PROBLEM TO WORK ON: In the records below, tally every line containing "используется". Report only the total.

RECORDS TO USE:

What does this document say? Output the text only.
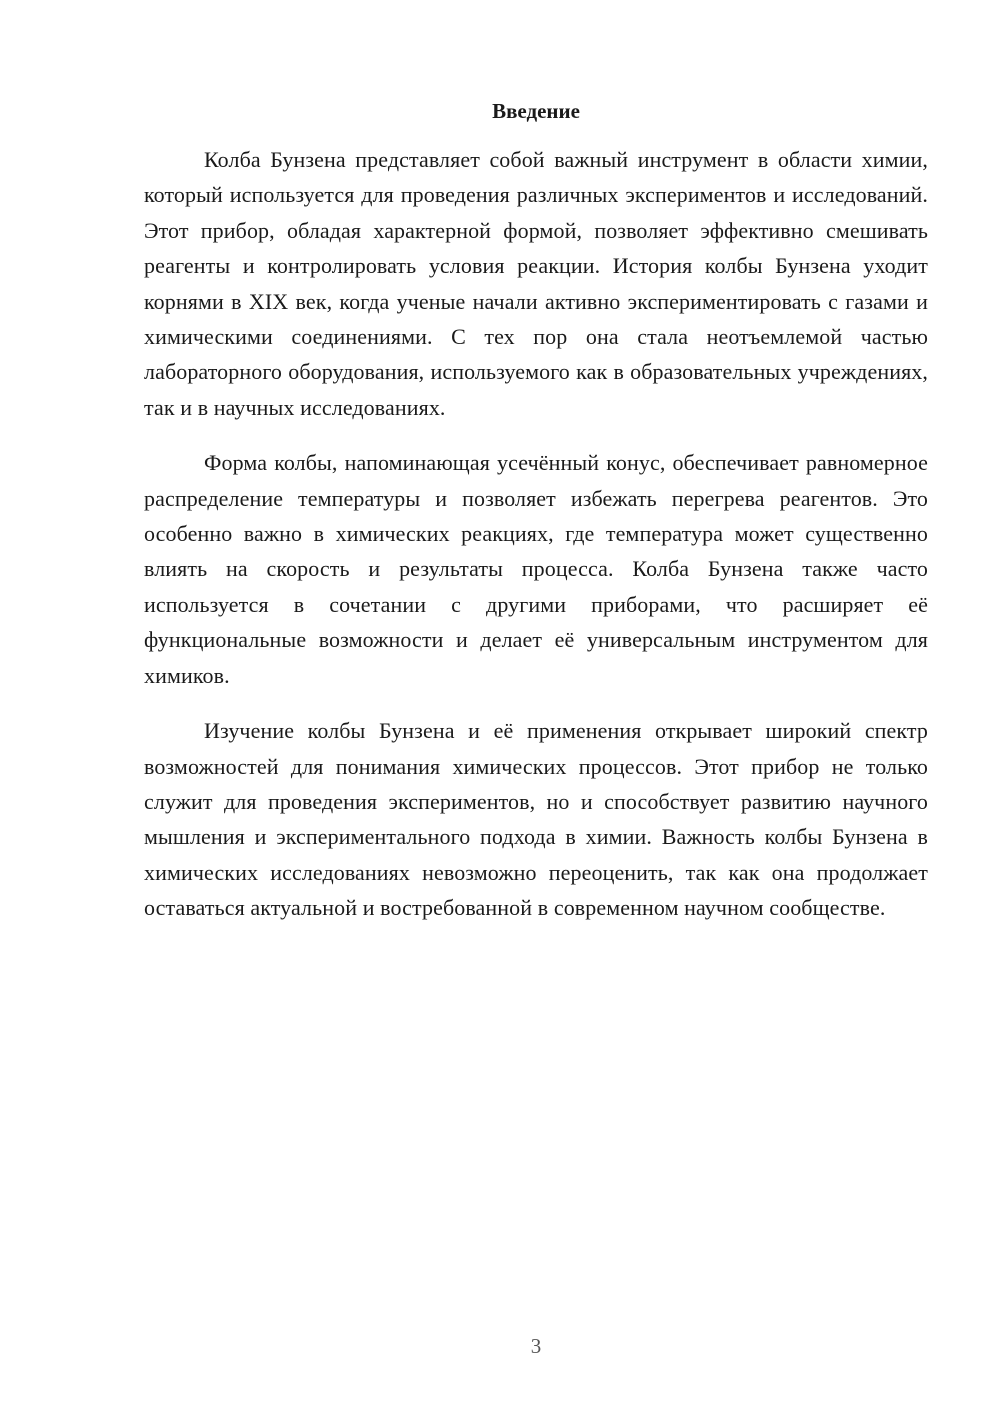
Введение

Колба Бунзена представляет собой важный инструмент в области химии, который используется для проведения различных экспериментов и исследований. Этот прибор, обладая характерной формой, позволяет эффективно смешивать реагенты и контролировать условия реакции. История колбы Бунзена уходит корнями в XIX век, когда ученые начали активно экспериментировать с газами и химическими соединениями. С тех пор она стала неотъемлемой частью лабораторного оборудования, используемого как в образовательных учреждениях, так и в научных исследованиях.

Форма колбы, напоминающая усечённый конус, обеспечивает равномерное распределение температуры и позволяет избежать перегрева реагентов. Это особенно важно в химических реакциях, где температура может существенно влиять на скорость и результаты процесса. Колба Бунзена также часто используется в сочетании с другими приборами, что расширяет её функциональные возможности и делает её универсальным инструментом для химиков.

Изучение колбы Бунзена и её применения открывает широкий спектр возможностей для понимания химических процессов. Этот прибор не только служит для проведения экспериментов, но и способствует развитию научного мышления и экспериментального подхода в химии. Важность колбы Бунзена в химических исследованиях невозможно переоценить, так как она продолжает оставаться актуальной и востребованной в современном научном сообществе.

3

FULL OUTPUT: 2